EXERCISE GOAL:
Write out all of the entries that follow, word for word, but skip the pictures.

MATERIAL FOR THIS EXERCISE:
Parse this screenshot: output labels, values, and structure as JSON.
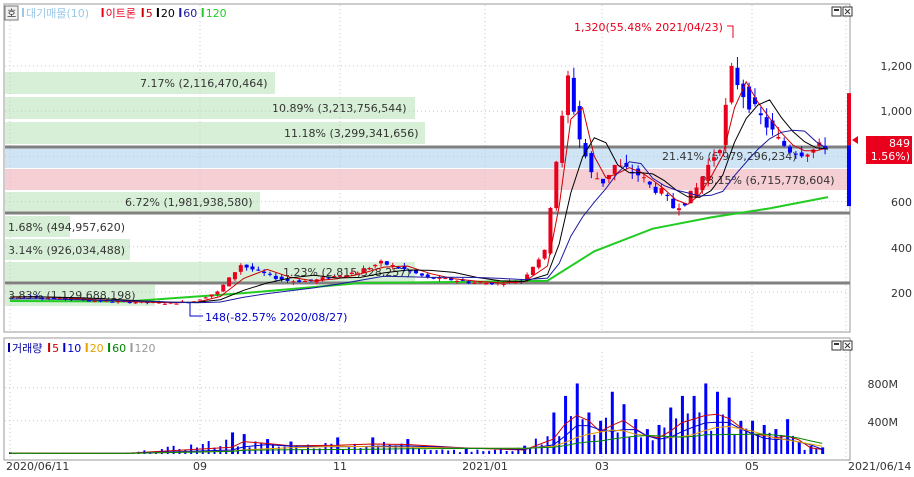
{
  "colors": {
    "up": "#e8001c",
    "down": "#0000ff",
    "ma5": "#cc0000",
    "ma20": "#000000",
    "ma60": "#1a1aa0",
    "ma120": "#22cc22",
    "vol5": "#cc0000",
    "vol10": "#0000cc",
    "vol20": "#e8a000",
    "vol60": "#008800",
    "vol120": "#999999",
    "profileGreen": "#d6efd6",
    "profileBlue": "#cfe4f5",
    "profileRed": "#f6cfd4",
    "hline": "#808080",
    "grid": "#c8c8c8",
    "priceTag": "#e8001c",
    "annotRed": "#e8001c",
    "annotBlue": "#0000cc"
  },
  "price_legend": {
    "icon": "호",
    "items": [
      {
        "label": "대기매물(10)",
        "color": "#9ac8e8"
      },
      {
        "label": "이트론",
        "color": "#e8001c"
      },
      {
        "label": "5",
        "color": "#cc0000"
      },
      {
        "label": "20",
        "color": "#000000"
      },
      {
        "label": "60",
        "color": "#1a1aa0"
      },
      {
        "label": "120",
        "color": "#22cc22"
      }
    ]
  },
  "volume_legend": {
    "items": [
      {
        "label": "거래량",
        "color": "#0000aa"
      },
      {
        "label": "5",
        "color": "#cc0000"
      },
      {
        "label": "10",
        "color": "#0000cc"
      },
      {
        "label": "20",
        "color": "#e8a000"
      },
      {
        "label": "60",
        "color": "#008800"
      },
      {
        "label": "120",
        "color": "#999999"
      }
    ]
  },
  "x_labels": [
    "2020/06/11",
    "09",
    "11",
    "2021/01",
    "03",
    "05",
    "2021/06/14"
  ],
  "price_axis": [
    "1,200",
    "1,000",
    "800",
    "600",
    "400",
    "200"
  ],
  "volume_axis": [
    "800M",
    "400M"
  ],
  "current_price": {
    "value": "849",
    "change": "( 1.56%)"
  },
  "annotations": {
    "high": "1,320(55.48% 2021/04/23)",
    "low": "148(-82.57% 2020/08/27)",
    "mid": "21.41% (6,979,296,234)",
    "red_zone": "28.15% (6,715,778,604)",
    "small": "1,23% (2,815,328,257)"
  },
  "chart_data": [
    {
      "type": "candlestick",
      "title": "이트론",
      "x_range": [
        "2020/06/11",
        "2021/06/14"
      ],
      "y_range": [
        120,
        1420
      ],
      "yticks": [
        200,
        400,
        600,
        800,
        1000,
        1200
      ],
      "last": 849,
      "last_change_pct": 1.56,
      "high": {
        "price": 1320,
        "pct": 55.48,
        "date": "2021/04/23"
      },
      "low": {
        "price": 148,
        "pct": -82.57,
        "date": "2020/08/27"
      },
      "moving_averages": [
        5,
        20,
        60,
        120
      ],
      "horizontal_lines": [
        830,
        555,
        245
      ],
      "resistance_profile": {
        "name": "대기매물(10)",
        "bins": [
          {
            "pct": 7.17,
            "volume": "2,116,470,464",
            "zone": "green"
          },
          {
            "pct": 10.89,
            "volume": "3,213,756,544",
            "zone": "green"
          },
          {
            "pct": 11.18,
            "volume": "3,299,341,656",
            "zone": "green"
          },
          {
            "pct": 21.41,
            "volume": "6,979,296,234",
            "zone": "blue"
          },
          {
            "pct": 28.15,
            "volume": "6,715,778,604",
            "zone": "red"
          },
          {
            "pct": 6.72,
            "volume": "1,981,938,580",
            "zone": "green"
          },
          {
            "pct": 1.68,
            "volume": "494,957,620",
            "zone": "green"
          },
          {
            "pct": 3.14,
            "volume": "926,034,488",
            "zone": "green"
          },
          {
            "pct": 1.23,
            "volume": "2,815,328,257",
            "zone": "green"
          },
          {
            "pct": 3.83,
            "volume": "1,129,688,198",
            "zone": "green"
          }
        ]
      },
      "series": [
        {
          "name": "이트론",
          "role": "close",
          "points": [
            [
              0,
              178
            ],
            [
              4,
              180
            ],
            [
              8,
              172
            ],
            [
              12,
              168
            ],
            [
              16,
              160
            ],
            [
              20,
              156
            ],
            [
              24,
              154
            ],
            [
              28,
              150
            ],
            [
              32,
              160
            ],
            [
              36,
              200
            ],
            [
              40,
              320
            ],
            [
              44,
              280
            ],
            [
              48,
              250
            ],
            [
              52,
              248
            ],
            [
              56,
              270
            ],
            [
              60,
              290
            ],
            [
              64,
              330
            ],
            [
              68,
              300
            ],
            [
              72,
              262
            ],
            [
              76,
              255
            ],
            [
              80,
              240
            ],
            [
              84,
              240
            ],
            [
              88,
              250
            ],
            [
              92,
              380
            ],
            [
              94,
              780
            ],
            [
              96,
              1150
            ],
            [
              98,
              880
            ],
            [
              100,
              720
            ],
            [
              102,
              690
            ],
            [
              104,
              760
            ],
            [
              106,
              740
            ],
            [
              108,
              720
            ],
            [
              110,
              670
            ],
            [
              112,
              640
            ],
            [
              114,
              575
            ],
            [
              116,
              600
            ],
            [
              118,
              660
            ],
            [
              120,
              760
            ],
            [
              122,
              850
            ],
            [
              124,
              1180
            ],
            [
              126,
              1080
            ],
            [
              128,
              1000
            ],
            [
              130,
              940
            ],
            [
              132,
              870
            ],
            [
              134,
              830
            ],
            [
              136,
              820
            ],
            [
              138,
              830
            ],
            [
              140,
              849
            ]
          ]
        },
        {
          "name": "120",
          "role": "ma",
          "points": [
            [
              0,
              160
            ],
            [
              20,
              158
            ],
            [
              40,
              195
            ],
            [
              60,
              240
            ],
            [
              80,
              245
            ],
            [
              92,
              250
            ],
            [
              100,
              380
            ],
            [
              110,
              480
            ],
            [
              120,
              530
            ],
            [
              130,
              570
            ],
            [
              140,
              620
            ]
          ]
        }
      ]
    },
    {
      "type": "bar",
      "title": "거래량",
      "x_range": [
        "2020/06/11",
        "2021/06/14"
      ],
      "y_range": [
        0,
        1050
      ],
      "unit": "M",
      "yticks": [
        400,
        800
      ],
      "values_by_period": [
        [
          0,
          20
        ],
        [
          10,
          15
        ],
        [
          20,
          15
        ],
        [
          38,
          260
        ],
        [
          40,
          240
        ],
        [
          44,
          180
        ],
        [
          48,
          150
        ],
        [
          56,
          200
        ],
        [
          62,
          200
        ],
        [
          68,
          180
        ],
        [
          78,
          60
        ],
        [
          88,
          100
        ],
        [
          93,
          500
        ],
        [
          95,
          700
        ],
        [
          97,
          850
        ],
        [
          99,
          500
        ],
        [
          101,
          400
        ],
        [
          103,
          750
        ],
        [
          105,
          600
        ],
        [
          107,
          420
        ],
        [
          109,
          300
        ],
        [
          111,
          350
        ],
        [
          113,
          560
        ],
        [
          115,
          700
        ],
        [
          117,
          700
        ],
        [
          119,
          850
        ],
        [
          121,
          750
        ],
        [
          123,
          680
        ],
        [
          125,
          400
        ],
        [
          127,
          400
        ],
        [
          129,
          350
        ],
        [
          131,
          300
        ],
        [
          133,
          420
        ],
        [
          135,
          150
        ],
        [
          137,
          100
        ],
        [
          139,
          80
        ]
      ]
    }
  ]
}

SOLVED PROBLEM:
Parse this screenshot: output labels, values, and structure as JSON.
{
  "colors": {
    "up": "#e8001c",
    "down": "#0000ff",
    "ma5": "#cc0000",
    "ma20": "#000000",
    "ma60": "#1a1aa0",
    "ma120": "#22cc22",
    "vol5": "#cc0000",
    "vol10": "#0000cc",
    "vol20": "#e8a000",
    "vol60": "#008800",
    "vol120": "#999999",
    "profileGreen": "#d6efd6",
    "profileBlue": "#cfe4f5",
    "profileRed": "#f6cfd4",
    "hline": "#808080",
    "grid": "#c8c8c8",
    "priceTag": "#e8001c",
    "annotRed": "#e8001c",
    "annotBlue": "#0000cc"
  },
  "price_legend": {
    "icon": "호",
    "items": [
      {
        "label": "대기매물(10)",
        "color": "#9ac8e8"
      },
      {
        "label": "이트론",
        "color": "#e8001c"
      },
      {
        "label": "5",
        "color": "#cc0000"
      },
      {
        "label": "20",
        "color": "#000000"
      },
      {
        "label": "60",
        "color": "#1a1aa0"
      },
      {
        "label": "120",
        "color": "#22cc22"
      }
    ]
  },
  "volume_legend": {
    "items": [
      {
        "label": "거래량",
        "color": "#0000aa"
      },
      {
        "label": "5",
        "color": "#cc0000"
      },
      {
        "label": "10",
        "color": "#0000cc"
      },
      {
        "label": "20",
        "color": "#e8a000"
      },
      {
        "label": "60",
        "color": "#008800"
      },
      {
        "label": "120",
        "color": "#999999"
      }
    ]
  },
  "x_labels": [
    "2020/06/11",
    "09",
    "11",
    "2021/01",
    "03",
    "05",
    "2021/06/14"
  ],
  "price_axis": [
    "1,200",
    "1,000",
    "800",
    "600",
    "400",
    "200"
  ],
  "volume_axis": [
    "800M",
    "400M"
  ],
  "current_price": {
    "value": "849",
    "change": "( 1.56%)"
  },
  "annotations": {
    "high": "1,320(55.48% 2021/04/23)",
    "low": "148(-82.57% 2020/08/27)",
    "mid": "21.41% (6,979,296,234)",
    "red_zone": "28.15% (6,715,778,604)",
    "small": "1,23% (2,815,328,257)"
  },
  "chart_data": [
    {
      "type": "candlestick",
      "title": "이트론",
      "x_range": [
        "2020/06/11",
        "2021/06/14"
      ],
      "y_range": [
        120,
        1420
      ],
      "yticks": [
        200,
        400,
        600,
        800,
        1000,
        1200
      ],
      "last": 849,
      "last_change_pct": 1.56,
      "high": {
        "price": 1320,
        "pct": 55.48,
        "date": "2021/04/23"
      },
      "low": {
        "price": 148,
        "pct": -82.57,
        "date": "2020/08/27"
      },
      "moving_averages": [
        5,
        20,
        60,
        120
      ],
      "horizontal_lines": [
        830,
        555,
        245
      ],
      "resistance_profile": {
        "name": "대기매물(10)",
        "bins": [
          {
            "pct": 7.17,
            "volume": "2,116,470,464",
            "zone": "green"
          },
          {
            "pct": 10.89,
            "volume": "3,213,756,544",
            "zone": "green"
          },
          {
            "pct": 11.18,
            "volume": "3,299,341,656",
            "zone": "green"
          },
          {
            "pct": 21.41,
            "volume": "6,979,296,234",
            "zone": "blue"
          },
          {
            "pct": 28.15,
            "volume": "6,715,778,604",
            "zone": "red"
          },
          {
            "pct": 6.72,
            "volume": "1,981,938,580",
            "zone": "green"
          },
          {
            "pct": 1.68,
            "volume": "494,957,620",
            "zone": "green"
          },
          {
            "pct": 3.14,
            "volume": "926,034,488",
            "zone": "green"
          },
          {
            "pct": 1.23,
            "volume": "2,815,328,257",
            "zone": "green"
          },
          {
            "pct": 3.83,
            "volume": "1,129,688,198",
            "zone": "green"
          }
        ]
      },
      "series": [
        {
          "name": "이트론",
          "role": "close",
          "points": [
            [
              0,
              178
            ],
            [
              4,
              180
            ],
            [
              8,
              172
            ],
            [
              12,
              168
            ],
            [
              16,
              160
            ],
            [
              20,
              156
            ],
            [
              24,
              154
            ],
            [
              28,
              150
            ],
            [
              32,
              160
            ],
            [
              36,
              200
            ],
            [
              40,
              320
            ],
            [
              44,
              280
            ],
            [
              48,
              250
            ],
            [
              52,
              248
            ],
            [
              56,
              270
            ],
            [
              60,
              290
            ],
            [
              64,
              330
            ],
            [
              68,
              300
            ],
            [
              72,
              262
            ],
            [
              76,
              255
            ],
            [
              80,
              240
            ],
            [
              84,
              240
            ],
            [
              88,
              250
            ],
            [
              92,
              380
            ],
            [
              94,
              780
            ],
            [
              96,
              1150
            ],
            [
              98,
              880
            ],
            [
              100,
              720
            ],
            [
              102,
              690
            ],
            [
              104,
              760
            ],
            [
              106,
              740
            ],
            [
              108,
              720
            ],
            [
              110,
              670
            ],
            [
              112,
              640
            ],
            [
              114,
              575
            ],
            [
              116,
              600
            ],
            [
              118,
              660
            ],
            [
              120,
              760
            ],
            [
              122,
              850
            ],
            [
              124,
              1180
            ],
            [
              126,
              1080
            ],
            [
              128,
              1000
            ],
            [
              130,
              940
            ],
            [
              132,
              870
            ],
            [
              134,
              830
            ],
            [
              136,
              820
            ],
            [
              138,
              830
            ],
            [
              140,
              849
            ]
          ]
        },
        {
          "name": "120",
          "role": "ma",
          "points": [
            [
              0,
              160
            ],
            [
              20,
              158
            ],
            [
              40,
              195
            ],
            [
              60,
              240
            ],
            [
              80,
              245
            ],
            [
              92,
              250
            ],
            [
              100,
              380
            ],
            [
              110,
              480
            ],
            [
              120,
              530
            ],
            [
              130,
              570
            ],
            [
              140,
              620
            ]
          ]
        }
      ]
    },
    {
      "type": "bar",
      "title": "거래량",
      "x_range": [
        "2020/06/11",
        "2021/06/14"
      ],
      "y_range": [
        0,
        1050
      ],
      "unit": "M",
      "yticks": [
        400,
        800
      ],
      "values_by_period": [
        [
          0,
          20
        ],
        [
          10,
          15
        ],
        [
          20,
          15
        ],
        [
          38,
          260
        ],
        [
          40,
          240
        ],
        [
          44,
          180
        ],
        [
          48,
          150
        ],
        [
          56,
          200
        ],
        [
          62,
          200
        ],
        [
          68,
          180
        ],
        [
          78,
          60
        ],
        [
          88,
          100
        ],
        [
          93,
          500
        ],
        [
          95,
          700
        ],
        [
          97,
          850
        ],
        [
          99,
          500
        ],
        [
          101,
          400
        ],
        [
          103,
          750
        ],
        [
          105,
          600
        ],
        [
          107,
          420
        ],
        [
          109,
          300
        ],
        [
          111,
          350
        ],
        [
          113,
          560
        ],
        [
          115,
          700
        ],
        [
          117,
          700
        ],
        [
          119,
          850
        ],
        [
          121,
          750
        ],
        [
          123,
          680
        ],
        [
          125,
          400
        ],
        [
          127,
          400
        ],
        [
          129,
          350
        ],
        [
          131,
          300
        ],
        [
          133,
          420
        ],
        [
          135,
          150
        ],
        [
          137,
          100
        ],
        [
          139,
          80
        ]
      ]
    }
  ]
}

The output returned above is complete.